- **Requirement**: Retype all of the data. Every line must match exactly.
>> START Data provided
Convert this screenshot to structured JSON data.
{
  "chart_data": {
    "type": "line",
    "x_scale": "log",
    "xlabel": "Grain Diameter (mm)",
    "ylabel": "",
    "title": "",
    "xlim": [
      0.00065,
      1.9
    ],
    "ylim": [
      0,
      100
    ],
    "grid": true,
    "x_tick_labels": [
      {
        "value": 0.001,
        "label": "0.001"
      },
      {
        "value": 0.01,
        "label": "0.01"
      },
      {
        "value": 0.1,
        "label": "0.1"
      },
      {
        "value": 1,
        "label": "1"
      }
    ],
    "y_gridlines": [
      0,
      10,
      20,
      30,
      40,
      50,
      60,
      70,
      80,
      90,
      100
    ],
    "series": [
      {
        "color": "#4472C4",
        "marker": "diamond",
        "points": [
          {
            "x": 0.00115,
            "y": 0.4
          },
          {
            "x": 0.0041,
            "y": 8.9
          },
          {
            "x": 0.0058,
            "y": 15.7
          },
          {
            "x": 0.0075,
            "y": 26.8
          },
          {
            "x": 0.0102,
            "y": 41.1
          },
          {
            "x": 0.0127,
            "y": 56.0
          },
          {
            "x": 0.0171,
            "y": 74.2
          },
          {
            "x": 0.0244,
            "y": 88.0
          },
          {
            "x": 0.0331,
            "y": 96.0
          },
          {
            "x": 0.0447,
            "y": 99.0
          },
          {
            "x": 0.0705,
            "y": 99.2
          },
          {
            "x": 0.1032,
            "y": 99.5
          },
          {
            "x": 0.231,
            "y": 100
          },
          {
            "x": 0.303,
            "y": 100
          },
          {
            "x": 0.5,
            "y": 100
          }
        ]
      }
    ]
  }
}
>> END Data provided
- **Response for this exercise**:
Convert this screenshot to structured JSON data.
{
  "chart_data": {
    "type": "line",
    "x_scale": "log",
    "xlabel": "Grain Diameter (mm)",
    "ylabel": "",
    "title": "",
    "xlim": [
      0.00065,
      1.9
    ],
    "ylim": [
      0,
      100
    ],
    "grid": true,
    "x_tick_labels": [
      {
        "value": 0.001,
        "label": "0.001"
      },
      {
        "value": 0.01,
        "label": "0.01"
      },
      {
        "value": 0.1,
        "label": "0.1"
      },
      {
        "value": 1,
        "label": "1"
      }
    ],
    "y_gridlines": [
      0,
      10,
      20,
      30,
      40,
      50,
      60,
      70,
      80,
      90,
      100
    ],
    "series": [
      {
        "color": "#4472C4",
        "marker": "diamond",
        "points": [
          {
            "x": 0.00115,
            "y": 0.4
          },
          {
            "x": 0.0041,
            "y": 8.9
          },
          {
            "x": 0.0058,
            "y": 15.7
          },
          {
            "x": 0.0075,
            "y": 26.8
          },
          {
            "x": 0.0102,
            "y": 41.1
          },
          {
            "x": 0.0127,
            "y": 56.0
          },
          {
            "x": 0.0171,
            "y": 74.2
          },
          {
            "x": 0.0244,
            "y": 88.0
          },
          {
            "x": 0.0331,
            "y": 96.0
          },
          {
            "x": 0.0447,
            "y": 99.0
          },
          {
            "x": 0.0705,
            "y": 99.2
          },
          {
            "x": 0.1032,
            "y": 99.5
          },
          {
            "x": 0.231,
            "y": 100
          },
          {
            "x": 0.303,
            "y": 100
          },
          {
            "x": 0.5,
            "y": 100
          }
        ]
      }
    ]
  }
}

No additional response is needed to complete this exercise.